* Description of the task
Repeat each line of the material below exactly as it appears, minus any pictures.
[start]
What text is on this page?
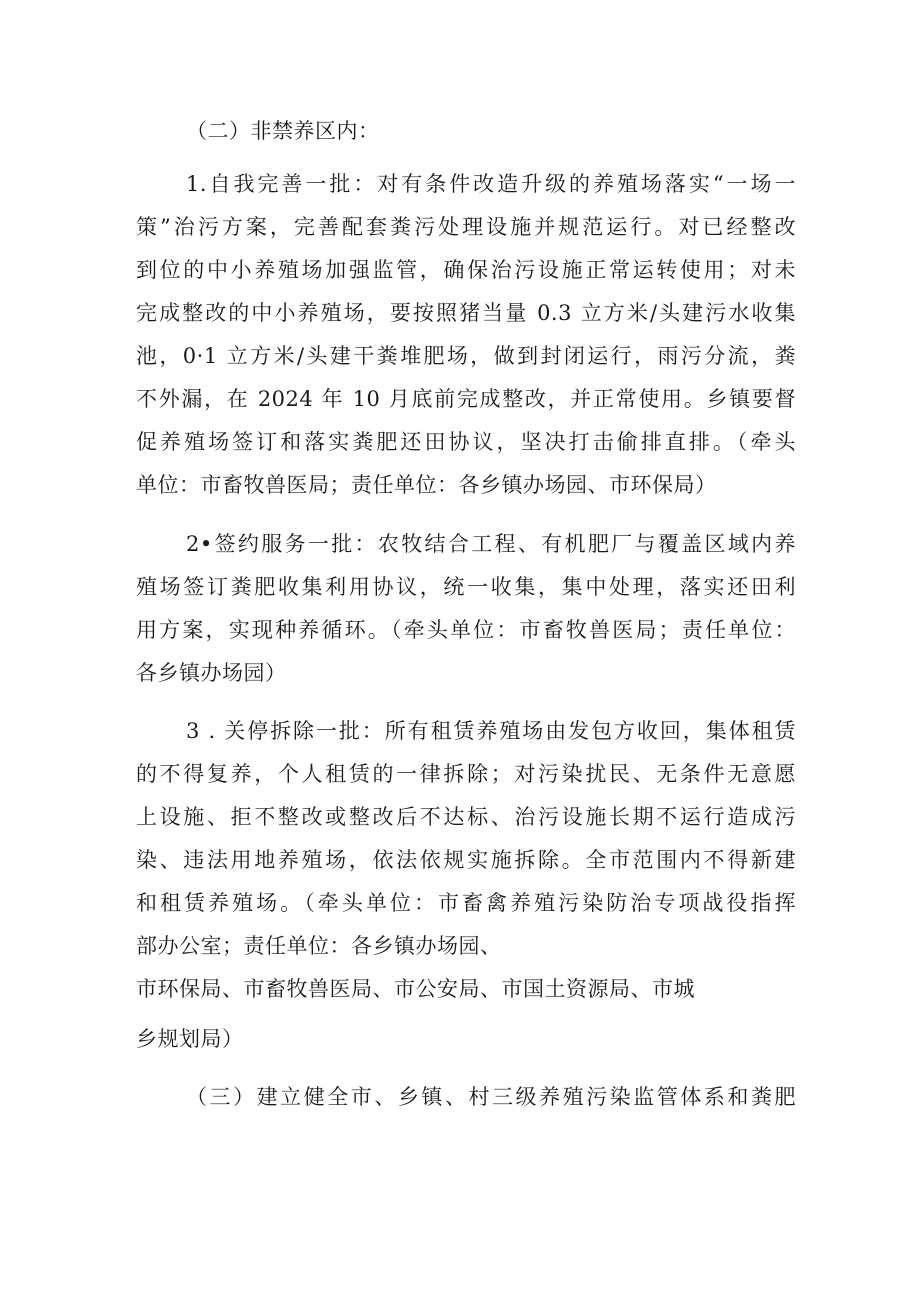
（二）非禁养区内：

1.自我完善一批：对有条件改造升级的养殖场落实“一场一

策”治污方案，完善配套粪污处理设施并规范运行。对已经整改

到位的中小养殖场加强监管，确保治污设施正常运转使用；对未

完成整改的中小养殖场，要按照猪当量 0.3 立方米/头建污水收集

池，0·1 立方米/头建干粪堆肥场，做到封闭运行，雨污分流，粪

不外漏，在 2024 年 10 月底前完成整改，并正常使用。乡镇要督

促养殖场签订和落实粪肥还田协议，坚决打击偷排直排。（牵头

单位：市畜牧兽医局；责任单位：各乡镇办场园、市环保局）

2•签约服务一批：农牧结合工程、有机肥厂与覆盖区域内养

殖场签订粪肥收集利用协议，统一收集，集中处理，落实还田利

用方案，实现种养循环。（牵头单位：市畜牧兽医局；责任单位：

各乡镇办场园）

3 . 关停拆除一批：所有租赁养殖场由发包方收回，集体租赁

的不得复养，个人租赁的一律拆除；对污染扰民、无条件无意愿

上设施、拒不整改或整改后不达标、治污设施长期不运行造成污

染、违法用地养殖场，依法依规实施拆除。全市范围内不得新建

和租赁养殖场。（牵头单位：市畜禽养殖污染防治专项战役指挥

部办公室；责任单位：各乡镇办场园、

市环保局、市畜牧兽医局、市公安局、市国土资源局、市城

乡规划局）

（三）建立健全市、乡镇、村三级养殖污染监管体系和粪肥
[end]
* Finished exercise
What text is on this page?
（二）非禁养区内：

1.自我完善一批：对有条件改造升级的养殖场落实“一场一

策”治污方案，完善配套粪污处理设施并规范运行。对已经整改

到位的中小养殖场加强监管，确保治污设施正常运转使用；对未

完成整改的中小养殖场，要按照猪当量 0.3 立方米/头建污水收集

池，0·1 立方米/头建干粪堆肥场，做到封闭运行，雨污分流，粪

不外漏，在 2024 年 10 月底前完成整改，并正常使用。乡镇要督

促养殖场签订和落实粪肥还田协议，坚决打击偷排直排。（牵头

单位：市畜牧兽医局；责任单位：各乡镇办场园、市环保局）

2•签约服务一批：农牧结合工程、有机肥厂与覆盖区域内养

殖场签订粪肥收集利用协议，统一收集，集中处理，落实还田利

用方案，实现种养循环。（牵头单位：市畜牧兽医局；责任单位：

各乡镇办场园）

3 . 关停拆除一批：所有租赁养殖场由发包方收回，集体租赁

的不得复养，个人租赁的一律拆除；对污染扰民、无条件无意愿

上设施、拒不整改或整改后不达标、治污设施长期不运行造成污

染、违法用地养殖场，依法依规实施拆除。全市范围内不得新建

和租赁养殖场。（牵头单位：市畜禽养殖污染防治专项战役指挥

部办公室；责任单位：各乡镇办场园、

市环保局、市畜牧兽医局、市公安局、市国土资源局、市城

乡规划局）

（三）建立健全市、乡镇、村三级养殖污染监管体系和粪肥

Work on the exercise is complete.